▶ **EXERCISE**
Could you output the lines of the material between the line holding "Point <box>253 451 276 466</box>" and the line holding "Point <box>460 463 482 477</box>", inclusive, reproduced verbatim?

▶ **DATASET RECORDS**
************

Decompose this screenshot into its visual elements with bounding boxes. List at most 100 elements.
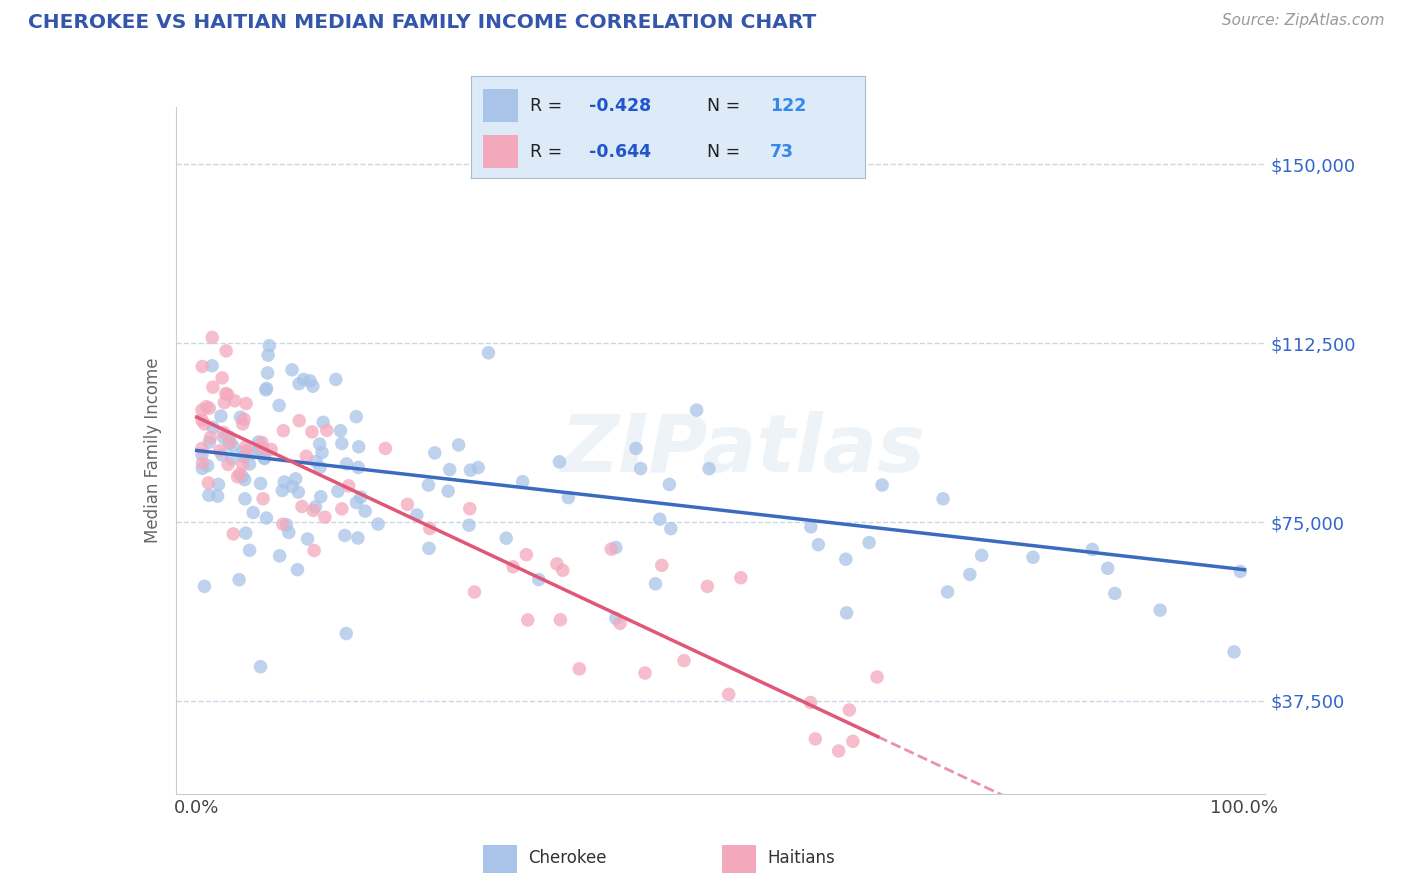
Point <box>253 451 276 466</box>
Point <box>295 449 318 463</box>
Point <box>437 484 460 499</box>
Point <box>1104 586 1126 600</box>
Point <box>260 442 283 457</box>
Point <box>211 371 233 385</box>
Point <box>256 381 278 395</box>
Point <box>1097 561 1119 575</box>
Point <box>215 386 238 401</box>
Point <box>235 396 257 410</box>
Point <box>460 463 482 477</box>
Point <box>247 442 270 456</box>
Point <box>347 531 370 545</box>
Point <box>326 484 349 499</box>
Point <box>233 412 256 426</box>
Point <box>1022 550 1045 565</box>
Point <box>605 611 627 625</box>
Point <box>217 387 239 401</box>
Point <box>252 442 274 456</box>
Point <box>269 549 291 563</box>
Point <box>252 491 274 506</box>
Point <box>231 445 253 459</box>
Point <box>242 506 264 520</box>
Point <box>256 366 278 380</box>
Point <box>1223 645 1246 659</box>
Point <box>191 461 214 475</box>
FancyBboxPatch shape <box>484 845 516 873</box>
Point <box>800 520 823 534</box>
Point <box>419 521 441 535</box>
Point <box>232 417 254 431</box>
Point <box>201 380 224 394</box>
Point <box>235 526 257 541</box>
Point <box>333 528 356 542</box>
Point <box>516 613 538 627</box>
Point <box>936 585 959 599</box>
Point <box>276 517 298 532</box>
Point <box>527 573 550 587</box>
Point <box>197 458 219 473</box>
Point <box>271 517 294 532</box>
Point <box>418 478 440 492</box>
Point <box>659 522 682 536</box>
Point <box>634 666 657 681</box>
Point <box>551 563 574 577</box>
Point <box>228 467 250 481</box>
Point <box>207 489 229 503</box>
Point <box>344 409 367 424</box>
Point <box>191 403 214 417</box>
Point <box>312 415 335 429</box>
Point <box>495 531 517 545</box>
Point <box>287 485 309 500</box>
Text: -0.428: -0.428 <box>589 96 651 114</box>
Point <box>827 744 849 758</box>
Point <box>423 446 446 460</box>
Text: N =: N = <box>707 143 747 161</box>
Point <box>273 424 295 438</box>
Point <box>191 442 214 456</box>
Point <box>807 538 830 552</box>
Point <box>281 479 304 493</box>
Point <box>730 571 752 585</box>
Point <box>439 462 461 476</box>
Point <box>240 446 263 460</box>
Point <box>231 469 253 483</box>
Point <box>191 456 214 470</box>
Point <box>842 734 865 748</box>
Point <box>299 374 322 388</box>
Point <box>515 548 537 562</box>
Point <box>302 503 325 517</box>
Point <box>201 330 224 344</box>
Point <box>211 448 233 462</box>
Point <box>191 413 214 427</box>
Point <box>405 508 427 522</box>
Point <box>609 616 631 631</box>
Point <box>717 687 740 701</box>
Point <box>418 541 440 556</box>
Point <box>198 435 221 450</box>
Point <box>350 490 373 504</box>
Point <box>835 606 858 620</box>
Point <box>330 436 353 450</box>
Point <box>858 535 880 549</box>
Point <box>308 437 330 451</box>
Point <box>212 431 235 445</box>
Point <box>288 376 311 391</box>
Point <box>315 423 337 437</box>
Point <box>346 495 368 509</box>
Text: R =: R = <box>530 96 568 114</box>
Point <box>870 478 893 492</box>
Point <box>301 425 323 439</box>
Point <box>337 479 360 493</box>
Point <box>201 359 224 373</box>
Text: 73: 73 <box>770 143 794 161</box>
Point <box>236 443 259 458</box>
Point <box>208 443 231 458</box>
Point <box>302 379 325 393</box>
Point <box>672 654 695 668</box>
Point <box>200 430 222 444</box>
Point <box>546 557 568 571</box>
Point <box>347 460 370 475</box>
Point <box>309 460 332 475</box>
FancyBboxPatch shape <box>482 136 519 168</box>
Point <box>207 477 229 491</box>
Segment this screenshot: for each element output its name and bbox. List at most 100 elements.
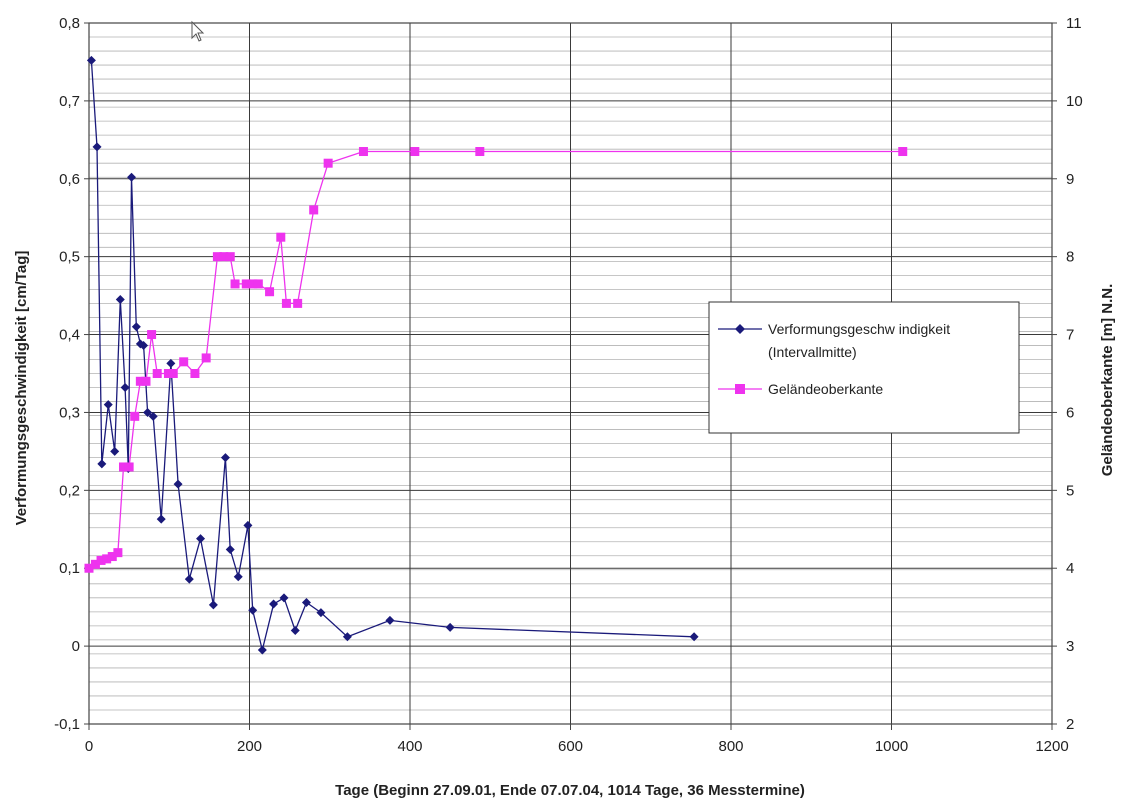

************

▶ **PROBLEM SOLUTION**
Point <box>253 451 276 466</box>
Point <box>295 449 318 463</box>
Point <box>437 484 460 499</box>
Point <box>1104 586 1126 600</box>
Point <box>260 442 283 457</box>
Point <box>211 371 233 385</box>
Point <box>256 381 278 395</box>
Point <box>1097 561 1119 575</box>
Point <box>215 386 238 401</box>
Point <box>235 396 257 410</box>
Point <box>460 463 482 477</box>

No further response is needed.